START
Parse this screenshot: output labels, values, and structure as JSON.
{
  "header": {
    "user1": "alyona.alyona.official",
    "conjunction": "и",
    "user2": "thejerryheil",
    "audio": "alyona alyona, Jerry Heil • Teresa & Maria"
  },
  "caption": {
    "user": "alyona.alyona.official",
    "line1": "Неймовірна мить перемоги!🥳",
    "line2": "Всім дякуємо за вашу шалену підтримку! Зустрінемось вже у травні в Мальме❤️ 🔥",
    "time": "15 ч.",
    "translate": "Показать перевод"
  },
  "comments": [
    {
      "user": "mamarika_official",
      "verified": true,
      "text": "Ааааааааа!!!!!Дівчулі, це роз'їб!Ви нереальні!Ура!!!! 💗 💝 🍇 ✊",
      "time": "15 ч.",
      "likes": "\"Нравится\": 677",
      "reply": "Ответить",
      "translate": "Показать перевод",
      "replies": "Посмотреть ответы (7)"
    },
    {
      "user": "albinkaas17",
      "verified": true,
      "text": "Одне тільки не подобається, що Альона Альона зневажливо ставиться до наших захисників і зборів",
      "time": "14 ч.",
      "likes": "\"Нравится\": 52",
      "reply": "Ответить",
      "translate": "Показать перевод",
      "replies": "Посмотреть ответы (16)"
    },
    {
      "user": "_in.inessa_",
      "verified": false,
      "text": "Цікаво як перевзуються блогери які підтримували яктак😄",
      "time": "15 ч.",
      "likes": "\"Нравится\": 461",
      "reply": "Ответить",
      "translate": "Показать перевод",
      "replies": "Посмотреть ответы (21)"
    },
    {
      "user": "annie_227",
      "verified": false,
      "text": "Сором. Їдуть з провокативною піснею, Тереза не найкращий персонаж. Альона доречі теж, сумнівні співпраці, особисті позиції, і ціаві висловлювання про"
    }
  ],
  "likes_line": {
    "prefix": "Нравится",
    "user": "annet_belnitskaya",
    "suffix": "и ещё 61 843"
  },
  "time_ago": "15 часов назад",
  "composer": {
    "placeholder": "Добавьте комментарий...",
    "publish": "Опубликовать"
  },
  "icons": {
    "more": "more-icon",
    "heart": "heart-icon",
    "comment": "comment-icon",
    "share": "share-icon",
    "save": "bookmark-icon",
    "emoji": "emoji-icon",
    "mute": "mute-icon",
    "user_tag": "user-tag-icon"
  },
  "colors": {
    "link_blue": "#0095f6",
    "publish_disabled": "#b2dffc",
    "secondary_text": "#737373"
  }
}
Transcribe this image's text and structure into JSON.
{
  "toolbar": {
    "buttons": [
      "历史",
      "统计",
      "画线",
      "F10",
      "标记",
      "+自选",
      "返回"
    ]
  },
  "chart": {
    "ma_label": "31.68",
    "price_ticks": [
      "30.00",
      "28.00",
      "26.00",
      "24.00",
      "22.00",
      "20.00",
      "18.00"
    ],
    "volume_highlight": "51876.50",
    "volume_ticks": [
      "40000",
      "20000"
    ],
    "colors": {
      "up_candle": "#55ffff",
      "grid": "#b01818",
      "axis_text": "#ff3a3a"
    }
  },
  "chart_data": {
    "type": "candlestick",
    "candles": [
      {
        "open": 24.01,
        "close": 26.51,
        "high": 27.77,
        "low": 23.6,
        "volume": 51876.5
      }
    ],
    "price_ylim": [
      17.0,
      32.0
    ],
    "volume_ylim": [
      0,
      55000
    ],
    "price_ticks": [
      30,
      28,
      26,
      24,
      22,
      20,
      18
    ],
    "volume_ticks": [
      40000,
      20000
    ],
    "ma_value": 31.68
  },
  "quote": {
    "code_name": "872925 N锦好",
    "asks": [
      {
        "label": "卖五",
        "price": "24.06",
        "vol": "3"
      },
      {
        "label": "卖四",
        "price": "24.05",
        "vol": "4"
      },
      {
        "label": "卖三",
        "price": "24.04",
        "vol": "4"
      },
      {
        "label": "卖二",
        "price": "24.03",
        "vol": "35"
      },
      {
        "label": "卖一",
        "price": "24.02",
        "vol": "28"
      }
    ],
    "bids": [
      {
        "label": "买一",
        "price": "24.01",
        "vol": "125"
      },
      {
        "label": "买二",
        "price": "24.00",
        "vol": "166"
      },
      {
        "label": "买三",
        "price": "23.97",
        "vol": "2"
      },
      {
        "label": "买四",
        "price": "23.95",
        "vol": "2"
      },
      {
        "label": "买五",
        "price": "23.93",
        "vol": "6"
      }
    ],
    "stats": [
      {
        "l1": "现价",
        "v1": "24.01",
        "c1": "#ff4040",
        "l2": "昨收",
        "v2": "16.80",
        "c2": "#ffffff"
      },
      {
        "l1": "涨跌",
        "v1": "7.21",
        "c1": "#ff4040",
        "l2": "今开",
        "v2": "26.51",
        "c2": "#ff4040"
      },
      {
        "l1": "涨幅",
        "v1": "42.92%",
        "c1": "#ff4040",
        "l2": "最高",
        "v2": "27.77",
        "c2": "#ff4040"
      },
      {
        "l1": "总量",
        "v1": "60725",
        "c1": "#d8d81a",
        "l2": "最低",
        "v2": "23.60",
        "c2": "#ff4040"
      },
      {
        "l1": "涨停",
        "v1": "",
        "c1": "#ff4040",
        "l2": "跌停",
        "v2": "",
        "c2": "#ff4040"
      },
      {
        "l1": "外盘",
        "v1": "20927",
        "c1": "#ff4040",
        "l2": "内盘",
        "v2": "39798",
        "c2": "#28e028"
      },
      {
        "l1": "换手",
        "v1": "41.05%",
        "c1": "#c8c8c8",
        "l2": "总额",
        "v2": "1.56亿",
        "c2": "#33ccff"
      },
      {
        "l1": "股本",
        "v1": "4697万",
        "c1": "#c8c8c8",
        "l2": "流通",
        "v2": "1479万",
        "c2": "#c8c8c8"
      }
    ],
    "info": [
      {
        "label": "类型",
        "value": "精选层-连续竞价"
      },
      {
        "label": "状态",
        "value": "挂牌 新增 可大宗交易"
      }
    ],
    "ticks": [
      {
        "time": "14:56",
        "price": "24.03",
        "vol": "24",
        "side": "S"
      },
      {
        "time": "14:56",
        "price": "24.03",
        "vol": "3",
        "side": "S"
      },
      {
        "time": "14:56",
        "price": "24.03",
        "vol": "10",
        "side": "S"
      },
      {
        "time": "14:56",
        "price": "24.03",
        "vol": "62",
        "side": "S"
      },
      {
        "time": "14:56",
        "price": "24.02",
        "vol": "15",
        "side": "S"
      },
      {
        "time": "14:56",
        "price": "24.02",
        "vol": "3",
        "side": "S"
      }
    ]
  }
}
END
§ What you have to do
A line counts if it holds the word "Альона". Work out how many lines in the listing count, and give only that number.

§ Correct response
2